WRITTEN TASK: Take the material and output all of it exactly.
# START OF DATA FOR PROCESSING
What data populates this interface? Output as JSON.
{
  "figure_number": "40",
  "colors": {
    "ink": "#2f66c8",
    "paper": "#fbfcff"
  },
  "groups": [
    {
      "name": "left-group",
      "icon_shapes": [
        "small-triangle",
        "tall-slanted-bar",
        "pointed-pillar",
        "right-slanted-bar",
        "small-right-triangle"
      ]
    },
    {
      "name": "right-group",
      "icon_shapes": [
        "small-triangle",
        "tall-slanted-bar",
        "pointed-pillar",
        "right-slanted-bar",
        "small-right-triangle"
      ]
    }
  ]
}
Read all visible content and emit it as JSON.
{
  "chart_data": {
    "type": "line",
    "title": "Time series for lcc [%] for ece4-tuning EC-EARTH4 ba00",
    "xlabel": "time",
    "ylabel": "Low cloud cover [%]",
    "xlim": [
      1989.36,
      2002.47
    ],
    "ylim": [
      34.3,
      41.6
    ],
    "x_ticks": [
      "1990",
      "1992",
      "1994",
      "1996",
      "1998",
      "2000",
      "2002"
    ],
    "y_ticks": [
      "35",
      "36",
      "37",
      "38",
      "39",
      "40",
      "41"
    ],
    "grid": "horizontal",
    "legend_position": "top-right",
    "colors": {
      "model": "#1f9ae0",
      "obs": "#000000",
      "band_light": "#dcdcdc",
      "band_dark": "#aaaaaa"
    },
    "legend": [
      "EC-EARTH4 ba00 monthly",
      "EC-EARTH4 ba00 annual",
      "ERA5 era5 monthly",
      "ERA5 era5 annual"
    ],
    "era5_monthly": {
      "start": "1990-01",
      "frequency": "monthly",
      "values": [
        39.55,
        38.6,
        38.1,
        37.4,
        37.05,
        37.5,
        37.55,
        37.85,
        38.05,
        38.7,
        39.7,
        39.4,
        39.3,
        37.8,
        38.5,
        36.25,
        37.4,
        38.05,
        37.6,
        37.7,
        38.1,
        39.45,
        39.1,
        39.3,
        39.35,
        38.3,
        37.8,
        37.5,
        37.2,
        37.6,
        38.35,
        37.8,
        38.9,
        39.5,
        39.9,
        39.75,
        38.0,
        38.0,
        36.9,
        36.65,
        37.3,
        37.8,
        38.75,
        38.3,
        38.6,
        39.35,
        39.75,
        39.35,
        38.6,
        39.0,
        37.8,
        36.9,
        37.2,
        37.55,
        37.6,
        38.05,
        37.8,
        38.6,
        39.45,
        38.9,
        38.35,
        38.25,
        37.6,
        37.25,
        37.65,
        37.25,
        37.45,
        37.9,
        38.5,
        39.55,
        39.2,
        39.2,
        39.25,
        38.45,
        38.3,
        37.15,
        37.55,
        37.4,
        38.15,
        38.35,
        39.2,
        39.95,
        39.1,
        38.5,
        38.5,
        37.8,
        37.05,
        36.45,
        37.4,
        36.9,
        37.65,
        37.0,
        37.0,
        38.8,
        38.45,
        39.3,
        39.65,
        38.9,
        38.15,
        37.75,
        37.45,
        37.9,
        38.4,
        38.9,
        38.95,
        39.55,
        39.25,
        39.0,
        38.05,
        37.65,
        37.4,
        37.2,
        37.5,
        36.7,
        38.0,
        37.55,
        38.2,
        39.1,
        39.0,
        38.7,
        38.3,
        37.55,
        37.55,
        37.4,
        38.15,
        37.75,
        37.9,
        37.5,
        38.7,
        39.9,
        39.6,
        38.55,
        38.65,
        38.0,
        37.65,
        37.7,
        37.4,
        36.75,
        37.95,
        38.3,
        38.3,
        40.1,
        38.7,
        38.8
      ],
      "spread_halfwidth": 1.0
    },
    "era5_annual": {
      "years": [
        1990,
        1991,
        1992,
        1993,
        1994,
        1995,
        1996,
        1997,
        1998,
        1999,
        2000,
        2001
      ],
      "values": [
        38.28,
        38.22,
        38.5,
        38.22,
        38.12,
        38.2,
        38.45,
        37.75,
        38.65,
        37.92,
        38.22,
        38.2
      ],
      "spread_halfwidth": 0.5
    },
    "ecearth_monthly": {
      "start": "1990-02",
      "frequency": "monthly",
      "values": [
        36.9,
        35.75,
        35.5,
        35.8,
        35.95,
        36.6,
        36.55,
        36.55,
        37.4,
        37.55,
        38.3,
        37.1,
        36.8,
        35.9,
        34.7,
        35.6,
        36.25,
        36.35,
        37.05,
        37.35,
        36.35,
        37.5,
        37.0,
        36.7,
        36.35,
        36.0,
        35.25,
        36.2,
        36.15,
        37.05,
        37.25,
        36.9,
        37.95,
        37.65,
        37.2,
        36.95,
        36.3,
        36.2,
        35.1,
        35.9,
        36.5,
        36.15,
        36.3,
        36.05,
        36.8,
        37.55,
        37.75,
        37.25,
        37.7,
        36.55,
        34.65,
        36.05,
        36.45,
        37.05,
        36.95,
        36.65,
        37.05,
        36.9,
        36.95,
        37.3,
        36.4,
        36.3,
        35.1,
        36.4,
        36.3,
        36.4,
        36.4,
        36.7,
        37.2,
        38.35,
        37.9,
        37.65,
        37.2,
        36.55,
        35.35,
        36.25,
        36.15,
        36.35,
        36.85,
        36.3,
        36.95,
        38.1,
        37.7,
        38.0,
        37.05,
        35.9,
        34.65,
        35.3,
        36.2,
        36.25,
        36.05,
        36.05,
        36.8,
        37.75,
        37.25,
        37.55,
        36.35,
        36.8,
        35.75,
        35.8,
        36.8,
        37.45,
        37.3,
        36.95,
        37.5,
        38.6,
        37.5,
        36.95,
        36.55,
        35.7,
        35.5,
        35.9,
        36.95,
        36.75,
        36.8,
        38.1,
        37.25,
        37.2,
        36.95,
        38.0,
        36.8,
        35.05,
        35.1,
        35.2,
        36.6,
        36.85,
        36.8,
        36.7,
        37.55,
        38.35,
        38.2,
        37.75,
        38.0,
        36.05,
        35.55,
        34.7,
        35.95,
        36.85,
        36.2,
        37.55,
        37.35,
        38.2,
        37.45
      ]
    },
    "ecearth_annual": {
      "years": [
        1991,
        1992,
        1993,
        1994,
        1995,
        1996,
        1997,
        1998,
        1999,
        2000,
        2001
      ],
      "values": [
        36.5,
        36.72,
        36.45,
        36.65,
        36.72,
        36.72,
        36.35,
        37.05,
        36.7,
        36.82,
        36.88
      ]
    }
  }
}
# END OF DATA FOR PROCESSING
OUTPUT OF THE EXERCISE:
What data populates this interface? Output as JSON.
{
  "figure_number": "40",
  "colors": {
    "ink": "#2f66c8",
    "paper": "#fbfcff"
  },
  "groups": [
    {
      "name": "left-group",
      "icon_shapes": [
        "small-triangle",
        "tall-slanted-bar",
        "pointed-pillar",
        "right-slanted-bar",
        "small-right-triangle"
      ]
    },
    {
      "name": "right-group",
      "icon_shapes": [
        "small-triangle",
        "tall-slanted-bar",
        "pointed-pillar",
        "right-slanted-bar",
        "small-right-triangle"
      ]
    }
  ]
}
Read all visible content and emit it as JSON.
{
  "chart_data": {
    "type": "line",
    "title": "Time series for lcc [%] for ece4-tuning EC-EARTH4 ba00",
    "xlabel": "time",
    "ylabel": "Low cloud cover [%]",
    "xlim": [
      1989.36,
      2002.47
    ],
    "ylim": [
      34.3,
      41.6
    ],
    "x_ticks": [
      "1990",
      "1992",
      "1994",
      "1996",
      "1998",
      "2000",
      "2002"
    ],
    "y_ticks": [
      "35",
      "36",
      "37",
      "38",
      "39",
      "40",
      "41"
    ],
    "grid": "horizontal",
    "legend_position": "top-right",
    "colors": {
      "model": "#1f9ae0",
      "obs": "#000000",
      "band_light": "#dcdcdc",
      "band_dark": "#aaaaaa"
    },
    "legend": [
      "EC-EARTH4 ba00 monthly",
      "EC-EARTH4 ba00 annual",
      "ERA5 era5 monthly",
      "ERA5 era5 annual"
    ],
    "era5_monthly": {
      "start": "1990-01",
      "frequency": "monthly",
      "values": [
        39.55,
        38.6,
        38.1,
        37.4,
        37.05,
        37.5,
        37.55,
        37.85,
        38.05,
        38.7,
        39.7,
        39.4,
        39.3,
        37.8,
        38.5,
        36.25,
        37.4,
        38.05,
        37.6,
        37.7,
        38.1,
        39.45,
        39.1,
        39.3,
        39.35,
        38.3,
        37.8,
        37.5,
        37.2,
        37.6,
        38.35,
        37.8,
        38.9,
        39.5,
        39.9,
        39.75,
        38.0,
        38.0,
        36.9,
        36.65,
        37.3,
        37.8,
        38.75,
        38.3,
        38.6,
        39.35,
        39.75,
        39.35,
        38.6,
        39.0,
        37.8,
        36.9,
        37.2,
        37.55,
        37.6,
        38.05,
        37.8,
        38.6,
        39.45,
        38.9,
        38.35,
        38.25,
        37.6,
        37.25,
        37.65,
        37.25,
        37.45,
        37.9,
        38.5,
        39.55,
        39.2,
        39.2,
        39.25,
        38.45,
        38.3,
        37.15,
        37.55,
        37.4,
        38.15,
        38.35,
        39.2,
        39.95,
        39.1,
        38.5,
        38.5,
        37.8,
        37.05,
        36.45,
        37.4,
        36.9,
        37.65,
        37.0,
        37.0,
        38.8,
        38.45,
        39.3,
        39.65,
        38.9,
        38.15,
        37.75,
        37.45,
        37.9,
        38.4,
        38.9,
        38.95,
        39.55,
        39.25,
        39.0,
        38.05,
        37.65,
        37.4,
        37.2,
        37.5,
        36.7,
        38.0,
        37.55,
        38.2,
        39.1,
        39.0,
        38.7,
        38.3,
        37.55,
        37.55,
        37.4,
        38.15,
        37.75,
        37.9,
        37.5,
        38.7,
        39.9,
        39.6,
        38.55,
        38.65,
        38.0,
        37.65,
        37.7,
        37.4,
        36.75,
        37.95,
        38.3,
        38.3,
        40.1,
        38.7,
        38.8
      ],
      "spread_halfwidth": 1.0
    },
    "era5_annual": {
      "years": [
        1990,
        1991,
        1992,
        1993,
        1994,
        1995,
        1996,
        1997,
        1998,
        1999,
        2000,
        2001
      ],
      "values": [
        38.28,
        38.22,
        38.5,
        38.22,
        38.12,
        38.2,
        38.45,
        37.75,
        38.65,
        37.92,
        38.22,
        38.2
      ],
      "spread_halfwidth": 0.5
    },
    "ecearth_monthly": {
      "start": "1990-02",
      "frequency": "monthly",
      "values": [
        36.9,
        35.75,
        35.5,
        35.8,
        35.95,
        36.6,
        36.55,
        36.55,
        37.4,
        37.55,
        38.3,
        37.1,
        36.8,
        35.9,
        34.7,
        35.6,
        36.25,
        36.35,
        37.05,
        37.35,
        36.35,
        37.5,
        37.0,
        36.7,
        36.35,
        36.0,
        35.25,
        36.2,
        36.15,
        37.05,
        37.25,
        36.9,
        37.95,
        37.65,
        37.2,
        36.95,
        36.3,
        36.2,
        35.1,
        35.9,
        36.5,
        36.15,
        36.3,
        36.05,
        36.8,
        37.55,
        37.75,
        37.25,
        37.7,
        36.55,
        34.65,
        36.05,
        36.45,
        37.05,
        36.95,
        36.65,
        37.05,
        36.9,
        36.95,
        37.3,
        36.4,
        36.3,
        35.1,
        36.4,
        36.3,
        36.4,
        36.4,
        36.7,
        37.2,
        38.35,
        37.9,
        37.65,
        37.2,
        36.55,
        35.35,
        36.25,
        36.15,
        36.35,
        36.85,
        36.3,
        36.95,
        38.1,
        37.7,
        38.0,
        37.05,
        35.9,
        34.65,
        35.3,
        36.2,
        36.25,
        36.05,
        36.05,
        36.8,
        37.75,
        37.25,
        37.55,
        36.35,
        36.8,
        35.75,
        35.8,
        36.8,
        37.45,
        37.3,
        36.95,
        37.5,
        38.6,
        37.5,
        36.95,
        36.55,
        35.7,
        35.5,
        35.9,
        36.95,
        36.75,
        36.8,
        38.1,
        37.25,
        37.2,
        36.95,
        38.0,
        36.8,
        35.05,
        35.1,
        35.2,
        36.6,
        36.85,
        36.8,
        36.7,
        37.55,
        38.35,
        38.2,
        37.75,
        38.0,
        36.05,
        35.55,
        34.7,
        35.95,
        36.85,
        36.2,
        37.55,
        37.35,
        38.2,
        37.45
      ]
    },
    "ecearth_annual": {
      "years": [
        1991,
        1992,
        1993,
        1994,
        1995,
        1996,
        1997,
        1998,
        1999,
        2000,
        2001
      ],
      "values": [
        36.5,
        36.72,
        36.45,
        36.65,
        36.72,
        36.72,
        36.35,
        37.05,
        36.7,
        36.82,
        36.88
      ]
    }
  }
}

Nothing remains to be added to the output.